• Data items
* * *

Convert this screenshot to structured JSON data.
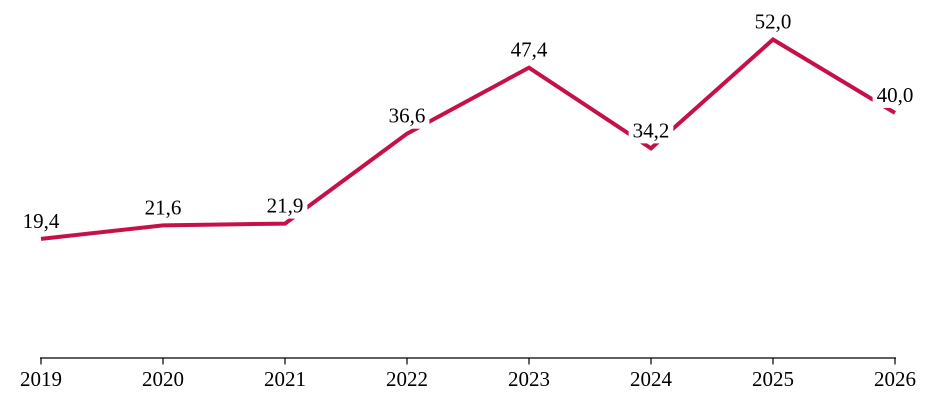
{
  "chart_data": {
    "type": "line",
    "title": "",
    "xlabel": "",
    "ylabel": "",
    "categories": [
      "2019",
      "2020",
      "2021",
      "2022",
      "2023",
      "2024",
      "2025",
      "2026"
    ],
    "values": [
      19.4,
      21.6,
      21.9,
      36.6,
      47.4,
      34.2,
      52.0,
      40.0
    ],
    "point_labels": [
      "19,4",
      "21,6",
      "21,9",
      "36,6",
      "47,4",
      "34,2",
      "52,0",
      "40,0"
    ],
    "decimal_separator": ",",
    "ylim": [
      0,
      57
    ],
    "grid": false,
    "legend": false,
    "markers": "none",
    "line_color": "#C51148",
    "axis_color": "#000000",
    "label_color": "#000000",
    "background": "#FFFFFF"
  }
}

* * *

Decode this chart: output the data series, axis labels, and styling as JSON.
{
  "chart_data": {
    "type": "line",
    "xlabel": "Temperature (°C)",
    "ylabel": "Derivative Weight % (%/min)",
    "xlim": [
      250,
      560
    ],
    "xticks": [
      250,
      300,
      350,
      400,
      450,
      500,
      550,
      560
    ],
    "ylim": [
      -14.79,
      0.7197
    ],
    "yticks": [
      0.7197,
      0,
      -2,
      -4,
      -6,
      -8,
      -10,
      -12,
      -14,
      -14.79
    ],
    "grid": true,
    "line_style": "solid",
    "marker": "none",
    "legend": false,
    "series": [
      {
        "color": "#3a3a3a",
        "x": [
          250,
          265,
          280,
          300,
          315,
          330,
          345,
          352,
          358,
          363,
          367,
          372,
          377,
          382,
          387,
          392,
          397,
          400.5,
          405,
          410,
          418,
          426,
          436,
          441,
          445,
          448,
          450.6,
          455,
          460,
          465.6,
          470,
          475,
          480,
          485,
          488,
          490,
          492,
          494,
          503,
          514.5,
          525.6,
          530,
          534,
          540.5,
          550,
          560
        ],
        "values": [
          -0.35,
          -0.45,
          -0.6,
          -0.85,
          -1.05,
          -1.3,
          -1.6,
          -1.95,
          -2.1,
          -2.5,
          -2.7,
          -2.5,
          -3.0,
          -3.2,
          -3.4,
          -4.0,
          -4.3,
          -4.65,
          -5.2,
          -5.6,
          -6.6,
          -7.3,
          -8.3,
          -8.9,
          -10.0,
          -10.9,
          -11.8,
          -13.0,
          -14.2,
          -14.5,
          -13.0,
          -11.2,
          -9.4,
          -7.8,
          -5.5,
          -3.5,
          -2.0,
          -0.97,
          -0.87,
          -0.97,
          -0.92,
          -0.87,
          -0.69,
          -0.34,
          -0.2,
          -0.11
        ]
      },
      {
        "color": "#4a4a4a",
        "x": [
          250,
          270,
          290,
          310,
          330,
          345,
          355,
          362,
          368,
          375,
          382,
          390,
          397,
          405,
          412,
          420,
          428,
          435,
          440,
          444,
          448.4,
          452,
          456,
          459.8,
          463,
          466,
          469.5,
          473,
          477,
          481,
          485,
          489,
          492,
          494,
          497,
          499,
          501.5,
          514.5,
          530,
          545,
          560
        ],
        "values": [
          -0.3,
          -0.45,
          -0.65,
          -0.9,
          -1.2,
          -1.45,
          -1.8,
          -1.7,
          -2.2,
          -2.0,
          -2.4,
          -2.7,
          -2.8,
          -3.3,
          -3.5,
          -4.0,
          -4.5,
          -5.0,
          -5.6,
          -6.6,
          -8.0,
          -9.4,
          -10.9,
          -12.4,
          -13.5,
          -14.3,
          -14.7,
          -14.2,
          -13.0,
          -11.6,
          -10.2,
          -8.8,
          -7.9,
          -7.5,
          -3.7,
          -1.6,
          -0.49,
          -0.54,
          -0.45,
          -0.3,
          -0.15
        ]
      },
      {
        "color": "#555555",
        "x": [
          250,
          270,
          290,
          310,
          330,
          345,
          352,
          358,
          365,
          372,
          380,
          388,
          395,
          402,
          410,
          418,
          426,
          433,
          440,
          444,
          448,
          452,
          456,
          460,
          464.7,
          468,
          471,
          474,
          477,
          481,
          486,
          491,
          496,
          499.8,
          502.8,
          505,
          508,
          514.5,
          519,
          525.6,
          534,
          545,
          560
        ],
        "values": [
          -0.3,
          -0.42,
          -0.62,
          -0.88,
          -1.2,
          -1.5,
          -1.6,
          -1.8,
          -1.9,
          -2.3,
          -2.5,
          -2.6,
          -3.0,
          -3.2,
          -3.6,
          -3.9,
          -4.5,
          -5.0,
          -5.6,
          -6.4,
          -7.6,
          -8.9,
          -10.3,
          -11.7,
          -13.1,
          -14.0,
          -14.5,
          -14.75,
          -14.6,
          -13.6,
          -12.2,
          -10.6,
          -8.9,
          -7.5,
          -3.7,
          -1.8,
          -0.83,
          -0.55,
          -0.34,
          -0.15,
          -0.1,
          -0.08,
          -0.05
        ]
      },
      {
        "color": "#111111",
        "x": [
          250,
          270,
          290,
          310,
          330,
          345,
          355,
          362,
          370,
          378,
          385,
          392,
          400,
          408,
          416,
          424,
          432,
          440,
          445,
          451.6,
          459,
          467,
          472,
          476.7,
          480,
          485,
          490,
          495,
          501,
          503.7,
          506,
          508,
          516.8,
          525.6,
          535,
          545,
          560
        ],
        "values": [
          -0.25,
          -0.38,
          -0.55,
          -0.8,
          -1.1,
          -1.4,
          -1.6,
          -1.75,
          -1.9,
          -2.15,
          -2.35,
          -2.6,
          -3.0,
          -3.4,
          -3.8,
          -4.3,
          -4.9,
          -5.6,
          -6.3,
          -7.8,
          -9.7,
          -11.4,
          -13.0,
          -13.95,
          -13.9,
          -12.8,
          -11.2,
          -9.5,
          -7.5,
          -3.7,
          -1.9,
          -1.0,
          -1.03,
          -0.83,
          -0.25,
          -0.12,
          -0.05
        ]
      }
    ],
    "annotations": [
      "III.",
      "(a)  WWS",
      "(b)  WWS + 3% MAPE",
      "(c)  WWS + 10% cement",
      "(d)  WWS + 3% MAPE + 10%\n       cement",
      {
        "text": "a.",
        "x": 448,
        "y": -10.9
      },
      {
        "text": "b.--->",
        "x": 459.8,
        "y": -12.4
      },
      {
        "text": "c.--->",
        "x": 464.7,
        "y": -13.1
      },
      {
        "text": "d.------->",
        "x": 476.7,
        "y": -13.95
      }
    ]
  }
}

* * *

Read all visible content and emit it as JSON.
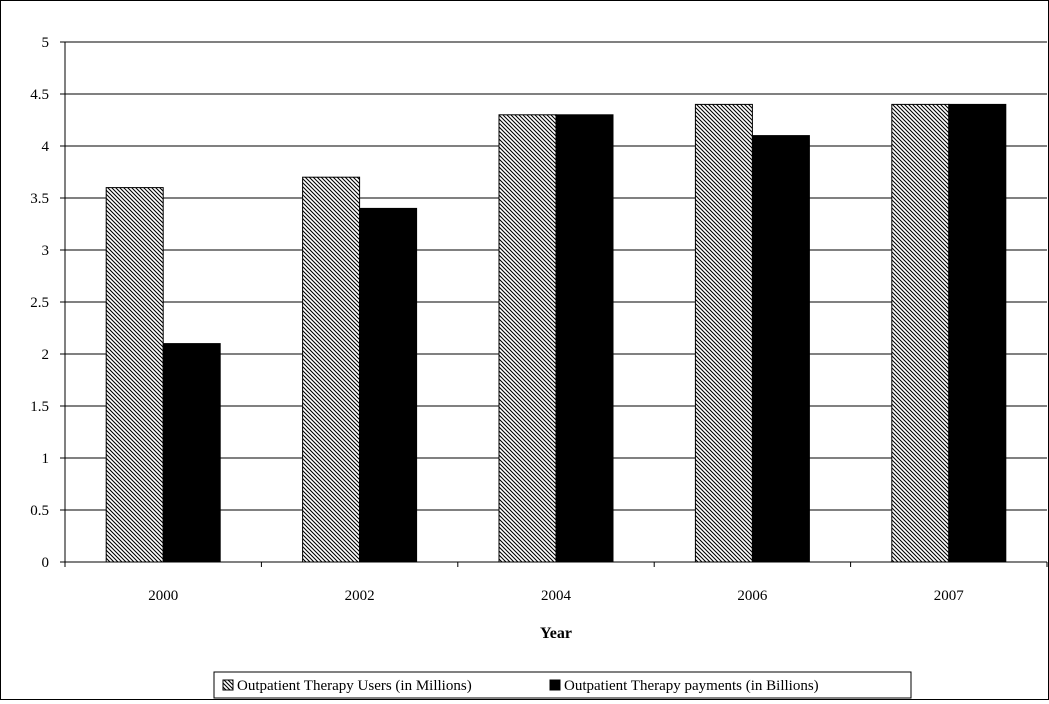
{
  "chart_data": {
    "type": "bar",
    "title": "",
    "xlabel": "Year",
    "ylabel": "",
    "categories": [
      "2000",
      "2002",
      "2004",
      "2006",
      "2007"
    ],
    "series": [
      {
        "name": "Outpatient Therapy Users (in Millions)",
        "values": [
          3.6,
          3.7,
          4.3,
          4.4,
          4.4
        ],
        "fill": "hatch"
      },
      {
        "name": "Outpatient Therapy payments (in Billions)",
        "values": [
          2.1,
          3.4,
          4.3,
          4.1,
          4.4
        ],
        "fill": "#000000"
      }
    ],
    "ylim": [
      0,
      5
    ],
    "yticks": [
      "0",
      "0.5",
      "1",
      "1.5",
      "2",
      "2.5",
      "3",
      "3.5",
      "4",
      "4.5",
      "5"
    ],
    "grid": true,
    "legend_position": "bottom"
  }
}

* * *

Copy out each line of the data where the string "xlabel" appears.

• RESULT OF THE TASK
    "xlabel": "",
    "xlabel": "Temperature (°C)",
    "xlabel": "Year",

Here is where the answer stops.